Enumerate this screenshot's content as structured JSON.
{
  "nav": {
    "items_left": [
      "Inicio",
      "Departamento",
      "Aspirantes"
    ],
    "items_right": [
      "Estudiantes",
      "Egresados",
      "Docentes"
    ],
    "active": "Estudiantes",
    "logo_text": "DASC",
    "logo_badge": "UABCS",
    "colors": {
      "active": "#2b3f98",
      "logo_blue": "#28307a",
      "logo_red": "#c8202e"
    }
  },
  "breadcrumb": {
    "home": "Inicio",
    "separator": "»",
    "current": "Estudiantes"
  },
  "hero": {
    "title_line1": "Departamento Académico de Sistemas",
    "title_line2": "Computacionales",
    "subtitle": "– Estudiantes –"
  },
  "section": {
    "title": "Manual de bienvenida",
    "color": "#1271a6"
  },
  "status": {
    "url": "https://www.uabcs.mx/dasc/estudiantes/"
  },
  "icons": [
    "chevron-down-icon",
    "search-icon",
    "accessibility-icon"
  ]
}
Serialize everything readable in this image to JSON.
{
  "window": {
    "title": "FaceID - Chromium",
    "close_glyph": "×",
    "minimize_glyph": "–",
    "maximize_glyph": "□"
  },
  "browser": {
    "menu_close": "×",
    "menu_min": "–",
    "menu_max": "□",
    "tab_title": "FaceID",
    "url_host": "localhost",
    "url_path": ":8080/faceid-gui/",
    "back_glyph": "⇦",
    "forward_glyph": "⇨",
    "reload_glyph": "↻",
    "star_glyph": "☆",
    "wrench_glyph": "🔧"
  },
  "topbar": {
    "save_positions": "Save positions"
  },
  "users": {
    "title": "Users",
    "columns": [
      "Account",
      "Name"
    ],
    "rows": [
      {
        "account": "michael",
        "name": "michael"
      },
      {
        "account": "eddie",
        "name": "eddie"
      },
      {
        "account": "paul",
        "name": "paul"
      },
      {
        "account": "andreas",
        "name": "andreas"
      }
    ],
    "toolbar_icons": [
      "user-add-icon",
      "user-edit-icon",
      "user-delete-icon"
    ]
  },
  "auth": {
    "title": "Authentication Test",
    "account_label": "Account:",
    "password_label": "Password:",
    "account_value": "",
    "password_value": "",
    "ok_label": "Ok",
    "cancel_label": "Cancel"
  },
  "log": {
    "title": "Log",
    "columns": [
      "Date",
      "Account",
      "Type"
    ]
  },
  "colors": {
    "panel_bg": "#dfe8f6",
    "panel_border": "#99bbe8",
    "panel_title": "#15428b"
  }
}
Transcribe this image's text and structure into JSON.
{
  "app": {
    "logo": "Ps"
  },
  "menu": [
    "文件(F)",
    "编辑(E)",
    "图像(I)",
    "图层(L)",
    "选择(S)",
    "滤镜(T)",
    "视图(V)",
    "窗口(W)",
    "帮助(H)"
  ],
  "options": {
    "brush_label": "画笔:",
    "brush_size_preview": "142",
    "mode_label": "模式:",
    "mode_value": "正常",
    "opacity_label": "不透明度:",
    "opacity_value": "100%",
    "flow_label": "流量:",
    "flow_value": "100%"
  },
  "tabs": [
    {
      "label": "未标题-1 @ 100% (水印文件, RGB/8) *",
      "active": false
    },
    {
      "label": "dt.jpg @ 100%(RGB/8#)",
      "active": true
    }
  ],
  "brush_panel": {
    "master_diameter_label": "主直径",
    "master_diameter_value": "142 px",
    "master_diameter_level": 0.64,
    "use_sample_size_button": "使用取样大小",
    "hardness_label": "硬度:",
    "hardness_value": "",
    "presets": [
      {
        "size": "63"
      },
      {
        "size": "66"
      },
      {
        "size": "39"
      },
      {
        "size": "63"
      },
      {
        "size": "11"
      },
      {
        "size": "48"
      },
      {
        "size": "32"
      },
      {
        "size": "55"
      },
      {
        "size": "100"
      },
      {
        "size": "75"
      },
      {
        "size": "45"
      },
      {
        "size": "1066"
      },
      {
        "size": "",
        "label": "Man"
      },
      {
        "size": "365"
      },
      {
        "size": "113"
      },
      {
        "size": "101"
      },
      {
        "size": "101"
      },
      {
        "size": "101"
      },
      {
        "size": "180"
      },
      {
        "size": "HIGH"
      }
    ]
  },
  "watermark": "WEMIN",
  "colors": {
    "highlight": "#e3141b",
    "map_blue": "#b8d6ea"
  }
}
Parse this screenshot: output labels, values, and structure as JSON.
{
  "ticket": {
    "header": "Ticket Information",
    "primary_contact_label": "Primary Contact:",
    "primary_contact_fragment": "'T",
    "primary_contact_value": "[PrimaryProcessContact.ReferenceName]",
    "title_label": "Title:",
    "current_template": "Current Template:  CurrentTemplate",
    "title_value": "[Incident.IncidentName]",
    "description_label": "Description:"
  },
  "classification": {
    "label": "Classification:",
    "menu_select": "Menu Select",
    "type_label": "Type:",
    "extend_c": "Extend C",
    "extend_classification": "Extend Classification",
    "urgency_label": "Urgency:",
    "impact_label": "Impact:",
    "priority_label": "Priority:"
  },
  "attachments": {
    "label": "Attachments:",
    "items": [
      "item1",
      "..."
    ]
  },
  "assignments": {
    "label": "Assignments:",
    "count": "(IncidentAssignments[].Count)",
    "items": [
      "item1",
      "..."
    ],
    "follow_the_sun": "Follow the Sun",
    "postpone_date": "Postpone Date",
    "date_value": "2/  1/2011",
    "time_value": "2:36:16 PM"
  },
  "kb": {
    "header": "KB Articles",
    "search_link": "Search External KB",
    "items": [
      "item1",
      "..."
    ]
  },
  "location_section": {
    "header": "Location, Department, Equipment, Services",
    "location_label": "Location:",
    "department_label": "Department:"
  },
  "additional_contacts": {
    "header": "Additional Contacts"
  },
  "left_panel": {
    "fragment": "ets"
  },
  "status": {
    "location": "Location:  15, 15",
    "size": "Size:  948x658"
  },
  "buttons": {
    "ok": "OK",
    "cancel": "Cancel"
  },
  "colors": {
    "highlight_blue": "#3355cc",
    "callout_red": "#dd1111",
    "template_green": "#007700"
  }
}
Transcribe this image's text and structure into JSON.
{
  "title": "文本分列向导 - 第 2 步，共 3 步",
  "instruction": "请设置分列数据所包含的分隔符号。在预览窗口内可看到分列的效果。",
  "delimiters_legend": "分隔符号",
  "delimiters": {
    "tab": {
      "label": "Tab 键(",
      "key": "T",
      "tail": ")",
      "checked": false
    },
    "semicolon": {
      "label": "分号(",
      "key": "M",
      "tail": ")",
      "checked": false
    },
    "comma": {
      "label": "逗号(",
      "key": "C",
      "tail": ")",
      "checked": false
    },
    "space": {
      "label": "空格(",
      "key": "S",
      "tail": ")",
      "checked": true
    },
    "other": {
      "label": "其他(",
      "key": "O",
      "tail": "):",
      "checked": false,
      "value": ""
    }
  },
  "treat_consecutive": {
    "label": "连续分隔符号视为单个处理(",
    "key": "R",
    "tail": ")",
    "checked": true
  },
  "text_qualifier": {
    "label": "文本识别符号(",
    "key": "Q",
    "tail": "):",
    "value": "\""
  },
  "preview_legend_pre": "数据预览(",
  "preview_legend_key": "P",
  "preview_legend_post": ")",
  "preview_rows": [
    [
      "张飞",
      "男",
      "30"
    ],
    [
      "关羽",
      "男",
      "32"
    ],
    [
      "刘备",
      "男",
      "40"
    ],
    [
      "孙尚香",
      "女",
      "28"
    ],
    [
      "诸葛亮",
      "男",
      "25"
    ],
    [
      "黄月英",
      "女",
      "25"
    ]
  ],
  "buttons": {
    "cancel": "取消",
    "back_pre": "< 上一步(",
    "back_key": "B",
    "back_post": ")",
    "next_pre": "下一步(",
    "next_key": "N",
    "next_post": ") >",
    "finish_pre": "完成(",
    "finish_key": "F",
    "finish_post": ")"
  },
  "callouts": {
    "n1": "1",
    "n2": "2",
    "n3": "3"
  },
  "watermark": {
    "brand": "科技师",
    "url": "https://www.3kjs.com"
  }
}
---
TASK DESCRIPTION: Give only the number of lines that include the word "active".

RESPONSE BELOW: 4